* START DATA FOR THIS TASK *

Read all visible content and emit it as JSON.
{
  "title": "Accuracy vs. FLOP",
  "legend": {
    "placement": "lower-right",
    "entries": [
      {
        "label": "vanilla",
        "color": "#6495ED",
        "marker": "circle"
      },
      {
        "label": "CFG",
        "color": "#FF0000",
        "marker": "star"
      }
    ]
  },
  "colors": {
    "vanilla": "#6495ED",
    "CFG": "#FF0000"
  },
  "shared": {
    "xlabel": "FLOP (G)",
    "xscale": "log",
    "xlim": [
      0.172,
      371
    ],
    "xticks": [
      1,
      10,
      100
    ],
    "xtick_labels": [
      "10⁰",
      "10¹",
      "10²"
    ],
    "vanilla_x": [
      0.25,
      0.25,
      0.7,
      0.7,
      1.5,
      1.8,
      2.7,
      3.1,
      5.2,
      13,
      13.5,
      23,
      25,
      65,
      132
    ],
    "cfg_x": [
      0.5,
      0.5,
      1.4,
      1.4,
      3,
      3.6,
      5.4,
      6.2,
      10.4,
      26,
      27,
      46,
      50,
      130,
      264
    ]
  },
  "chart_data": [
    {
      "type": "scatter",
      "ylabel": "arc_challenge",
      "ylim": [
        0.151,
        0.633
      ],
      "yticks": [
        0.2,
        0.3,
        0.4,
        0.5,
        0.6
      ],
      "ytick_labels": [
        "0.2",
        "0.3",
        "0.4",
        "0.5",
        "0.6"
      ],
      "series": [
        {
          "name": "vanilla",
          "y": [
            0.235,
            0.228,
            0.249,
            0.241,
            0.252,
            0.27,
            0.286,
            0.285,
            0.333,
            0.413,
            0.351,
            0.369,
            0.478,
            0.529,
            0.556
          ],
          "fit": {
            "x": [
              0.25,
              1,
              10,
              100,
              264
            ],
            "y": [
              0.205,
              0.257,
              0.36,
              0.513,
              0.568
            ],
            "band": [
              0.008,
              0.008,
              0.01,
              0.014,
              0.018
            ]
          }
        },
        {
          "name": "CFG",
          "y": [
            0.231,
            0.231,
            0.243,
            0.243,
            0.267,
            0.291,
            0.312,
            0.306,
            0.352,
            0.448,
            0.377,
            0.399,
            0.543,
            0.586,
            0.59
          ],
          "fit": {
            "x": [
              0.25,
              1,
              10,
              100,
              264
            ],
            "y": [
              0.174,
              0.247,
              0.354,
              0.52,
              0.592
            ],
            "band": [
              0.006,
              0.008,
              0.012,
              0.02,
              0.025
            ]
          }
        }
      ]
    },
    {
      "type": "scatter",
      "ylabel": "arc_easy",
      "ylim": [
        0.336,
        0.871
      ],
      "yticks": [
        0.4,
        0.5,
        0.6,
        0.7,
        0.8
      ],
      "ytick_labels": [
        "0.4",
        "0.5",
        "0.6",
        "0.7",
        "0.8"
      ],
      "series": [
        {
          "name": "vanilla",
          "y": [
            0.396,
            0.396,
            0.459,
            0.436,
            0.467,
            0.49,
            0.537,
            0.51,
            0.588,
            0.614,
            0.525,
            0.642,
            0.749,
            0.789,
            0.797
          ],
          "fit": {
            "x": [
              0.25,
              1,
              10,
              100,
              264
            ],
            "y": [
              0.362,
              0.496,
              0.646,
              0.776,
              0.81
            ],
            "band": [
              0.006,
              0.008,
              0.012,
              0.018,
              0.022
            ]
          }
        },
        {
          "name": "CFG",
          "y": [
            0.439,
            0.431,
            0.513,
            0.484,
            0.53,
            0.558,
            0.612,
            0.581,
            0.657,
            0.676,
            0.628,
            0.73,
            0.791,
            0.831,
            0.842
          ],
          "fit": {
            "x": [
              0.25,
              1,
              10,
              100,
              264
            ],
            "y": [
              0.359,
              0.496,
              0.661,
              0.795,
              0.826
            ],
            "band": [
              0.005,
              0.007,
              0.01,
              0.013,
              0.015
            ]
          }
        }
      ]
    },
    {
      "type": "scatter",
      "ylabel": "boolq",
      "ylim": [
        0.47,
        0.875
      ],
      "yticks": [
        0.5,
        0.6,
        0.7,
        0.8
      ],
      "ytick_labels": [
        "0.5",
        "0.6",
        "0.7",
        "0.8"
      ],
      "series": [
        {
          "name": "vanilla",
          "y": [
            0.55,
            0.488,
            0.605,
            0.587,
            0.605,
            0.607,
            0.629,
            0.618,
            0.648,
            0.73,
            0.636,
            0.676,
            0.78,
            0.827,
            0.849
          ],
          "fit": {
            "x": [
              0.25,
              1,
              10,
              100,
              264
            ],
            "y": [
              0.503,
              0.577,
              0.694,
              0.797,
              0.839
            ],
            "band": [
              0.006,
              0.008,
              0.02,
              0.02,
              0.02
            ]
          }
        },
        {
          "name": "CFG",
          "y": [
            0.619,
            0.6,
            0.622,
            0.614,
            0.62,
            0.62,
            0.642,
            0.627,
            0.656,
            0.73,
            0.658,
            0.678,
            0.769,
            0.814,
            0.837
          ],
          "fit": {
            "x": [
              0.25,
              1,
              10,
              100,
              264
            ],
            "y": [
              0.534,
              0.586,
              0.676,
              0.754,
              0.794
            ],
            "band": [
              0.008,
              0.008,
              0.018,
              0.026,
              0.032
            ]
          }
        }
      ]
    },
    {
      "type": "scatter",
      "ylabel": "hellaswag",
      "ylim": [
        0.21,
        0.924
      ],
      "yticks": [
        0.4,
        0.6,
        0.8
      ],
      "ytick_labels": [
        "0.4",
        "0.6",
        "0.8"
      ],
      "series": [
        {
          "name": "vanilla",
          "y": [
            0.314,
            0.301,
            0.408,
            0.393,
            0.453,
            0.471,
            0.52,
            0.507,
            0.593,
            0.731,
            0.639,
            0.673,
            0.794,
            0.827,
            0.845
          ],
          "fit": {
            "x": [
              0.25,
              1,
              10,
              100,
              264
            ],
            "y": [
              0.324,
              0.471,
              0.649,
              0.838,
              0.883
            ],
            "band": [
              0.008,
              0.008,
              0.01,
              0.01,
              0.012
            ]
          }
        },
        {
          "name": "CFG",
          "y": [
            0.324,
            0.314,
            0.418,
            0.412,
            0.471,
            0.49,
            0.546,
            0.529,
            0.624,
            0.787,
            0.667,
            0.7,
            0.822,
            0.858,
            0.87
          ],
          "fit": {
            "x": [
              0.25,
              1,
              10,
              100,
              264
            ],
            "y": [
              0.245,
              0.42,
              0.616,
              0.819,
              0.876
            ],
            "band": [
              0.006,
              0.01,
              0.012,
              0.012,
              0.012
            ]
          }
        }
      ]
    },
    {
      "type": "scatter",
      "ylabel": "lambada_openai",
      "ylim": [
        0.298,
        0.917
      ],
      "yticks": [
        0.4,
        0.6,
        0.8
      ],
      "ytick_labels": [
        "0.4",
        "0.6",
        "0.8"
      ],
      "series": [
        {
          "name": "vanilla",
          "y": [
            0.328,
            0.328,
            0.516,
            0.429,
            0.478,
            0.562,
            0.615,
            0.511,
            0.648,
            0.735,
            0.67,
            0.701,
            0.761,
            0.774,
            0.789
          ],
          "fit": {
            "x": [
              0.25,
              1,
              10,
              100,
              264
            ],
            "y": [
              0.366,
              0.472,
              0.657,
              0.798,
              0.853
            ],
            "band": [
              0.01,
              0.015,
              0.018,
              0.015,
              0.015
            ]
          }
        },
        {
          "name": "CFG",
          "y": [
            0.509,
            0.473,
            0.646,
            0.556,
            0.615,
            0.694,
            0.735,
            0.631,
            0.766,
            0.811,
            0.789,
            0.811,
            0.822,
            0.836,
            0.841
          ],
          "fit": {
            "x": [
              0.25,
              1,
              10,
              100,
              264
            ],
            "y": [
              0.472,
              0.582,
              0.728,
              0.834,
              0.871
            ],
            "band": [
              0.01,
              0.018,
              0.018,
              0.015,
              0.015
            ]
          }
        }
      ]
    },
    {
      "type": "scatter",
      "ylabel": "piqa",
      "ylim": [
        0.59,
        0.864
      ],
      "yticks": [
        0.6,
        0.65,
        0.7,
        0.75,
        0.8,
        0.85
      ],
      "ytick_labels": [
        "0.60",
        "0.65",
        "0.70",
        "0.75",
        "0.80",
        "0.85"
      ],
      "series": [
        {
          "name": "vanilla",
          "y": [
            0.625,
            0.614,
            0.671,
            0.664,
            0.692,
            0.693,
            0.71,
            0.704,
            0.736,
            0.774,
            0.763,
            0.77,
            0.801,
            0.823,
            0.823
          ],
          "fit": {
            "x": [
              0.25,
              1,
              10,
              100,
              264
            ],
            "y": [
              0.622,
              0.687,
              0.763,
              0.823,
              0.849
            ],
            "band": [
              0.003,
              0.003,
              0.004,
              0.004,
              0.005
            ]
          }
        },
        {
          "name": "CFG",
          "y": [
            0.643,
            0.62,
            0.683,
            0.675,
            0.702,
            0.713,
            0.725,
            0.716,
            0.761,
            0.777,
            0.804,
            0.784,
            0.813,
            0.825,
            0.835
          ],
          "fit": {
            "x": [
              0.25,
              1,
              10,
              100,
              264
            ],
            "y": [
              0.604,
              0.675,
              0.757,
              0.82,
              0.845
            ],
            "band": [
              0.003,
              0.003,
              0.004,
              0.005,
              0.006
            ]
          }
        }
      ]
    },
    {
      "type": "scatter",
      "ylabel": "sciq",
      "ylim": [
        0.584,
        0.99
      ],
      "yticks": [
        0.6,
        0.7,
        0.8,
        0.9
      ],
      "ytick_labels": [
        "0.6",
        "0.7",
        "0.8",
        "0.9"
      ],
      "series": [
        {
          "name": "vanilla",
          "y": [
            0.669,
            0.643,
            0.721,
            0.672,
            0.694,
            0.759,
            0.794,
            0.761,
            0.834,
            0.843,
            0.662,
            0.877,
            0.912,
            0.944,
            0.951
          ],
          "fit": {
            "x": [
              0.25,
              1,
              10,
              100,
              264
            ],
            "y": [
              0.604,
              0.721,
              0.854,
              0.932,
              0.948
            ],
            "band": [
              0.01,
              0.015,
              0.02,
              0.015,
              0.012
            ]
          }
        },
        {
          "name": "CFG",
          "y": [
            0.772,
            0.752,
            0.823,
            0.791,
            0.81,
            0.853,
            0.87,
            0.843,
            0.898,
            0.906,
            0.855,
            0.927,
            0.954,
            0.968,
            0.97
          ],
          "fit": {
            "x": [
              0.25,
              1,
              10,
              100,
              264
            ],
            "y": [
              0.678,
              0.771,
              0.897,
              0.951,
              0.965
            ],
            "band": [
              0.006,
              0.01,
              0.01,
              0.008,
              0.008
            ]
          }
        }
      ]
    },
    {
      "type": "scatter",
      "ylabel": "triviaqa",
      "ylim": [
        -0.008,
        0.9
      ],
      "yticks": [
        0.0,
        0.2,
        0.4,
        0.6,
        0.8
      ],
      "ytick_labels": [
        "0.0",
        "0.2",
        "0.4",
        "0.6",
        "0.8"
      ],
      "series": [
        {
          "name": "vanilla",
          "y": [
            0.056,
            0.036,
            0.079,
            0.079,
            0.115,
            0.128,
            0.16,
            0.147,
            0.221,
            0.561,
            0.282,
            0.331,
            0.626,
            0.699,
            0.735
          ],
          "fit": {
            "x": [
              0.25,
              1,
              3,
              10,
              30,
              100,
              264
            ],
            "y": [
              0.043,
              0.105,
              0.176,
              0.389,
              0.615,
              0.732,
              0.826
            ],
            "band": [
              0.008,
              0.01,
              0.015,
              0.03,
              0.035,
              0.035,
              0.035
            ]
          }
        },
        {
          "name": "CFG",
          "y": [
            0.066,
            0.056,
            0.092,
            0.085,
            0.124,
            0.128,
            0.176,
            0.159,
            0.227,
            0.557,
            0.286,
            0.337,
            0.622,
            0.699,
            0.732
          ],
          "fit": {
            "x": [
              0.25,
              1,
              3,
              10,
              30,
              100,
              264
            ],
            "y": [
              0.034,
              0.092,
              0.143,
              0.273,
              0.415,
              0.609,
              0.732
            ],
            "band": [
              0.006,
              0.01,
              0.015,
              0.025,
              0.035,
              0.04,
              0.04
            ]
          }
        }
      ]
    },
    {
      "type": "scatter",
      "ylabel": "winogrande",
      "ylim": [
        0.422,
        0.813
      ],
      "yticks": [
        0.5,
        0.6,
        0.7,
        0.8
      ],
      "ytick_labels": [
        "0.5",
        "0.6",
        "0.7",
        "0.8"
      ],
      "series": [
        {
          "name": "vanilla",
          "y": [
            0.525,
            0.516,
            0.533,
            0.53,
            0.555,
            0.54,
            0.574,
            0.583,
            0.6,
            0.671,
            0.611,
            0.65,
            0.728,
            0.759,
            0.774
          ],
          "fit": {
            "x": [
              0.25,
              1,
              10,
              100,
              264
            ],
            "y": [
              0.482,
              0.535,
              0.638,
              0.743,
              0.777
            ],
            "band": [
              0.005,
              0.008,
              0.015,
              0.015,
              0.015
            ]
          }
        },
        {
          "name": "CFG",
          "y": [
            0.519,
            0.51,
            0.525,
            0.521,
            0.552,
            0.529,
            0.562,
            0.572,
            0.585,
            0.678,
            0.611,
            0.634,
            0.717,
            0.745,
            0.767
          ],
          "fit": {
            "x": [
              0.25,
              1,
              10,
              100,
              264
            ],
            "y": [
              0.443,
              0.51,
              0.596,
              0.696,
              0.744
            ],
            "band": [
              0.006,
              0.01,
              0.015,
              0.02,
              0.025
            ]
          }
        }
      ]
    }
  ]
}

* END DATA FOR THIS TASK *

TASK PROMPT: Using the records above, pull out each line where the word "ylabel" occurs.

REPLY TO THE TASK:
      "ylabel": "arc_challenge",
      "ylabel": "arc_easy",
      "ylabel": "boolq",
      "ylabel": "hellaswag",
      "ylabel": "lambada_openai",
      "ylabel": "piqa",
      "ylabel": "sciq",
      "ylabel": "triviaqa",
      "ylabel": "winogrande",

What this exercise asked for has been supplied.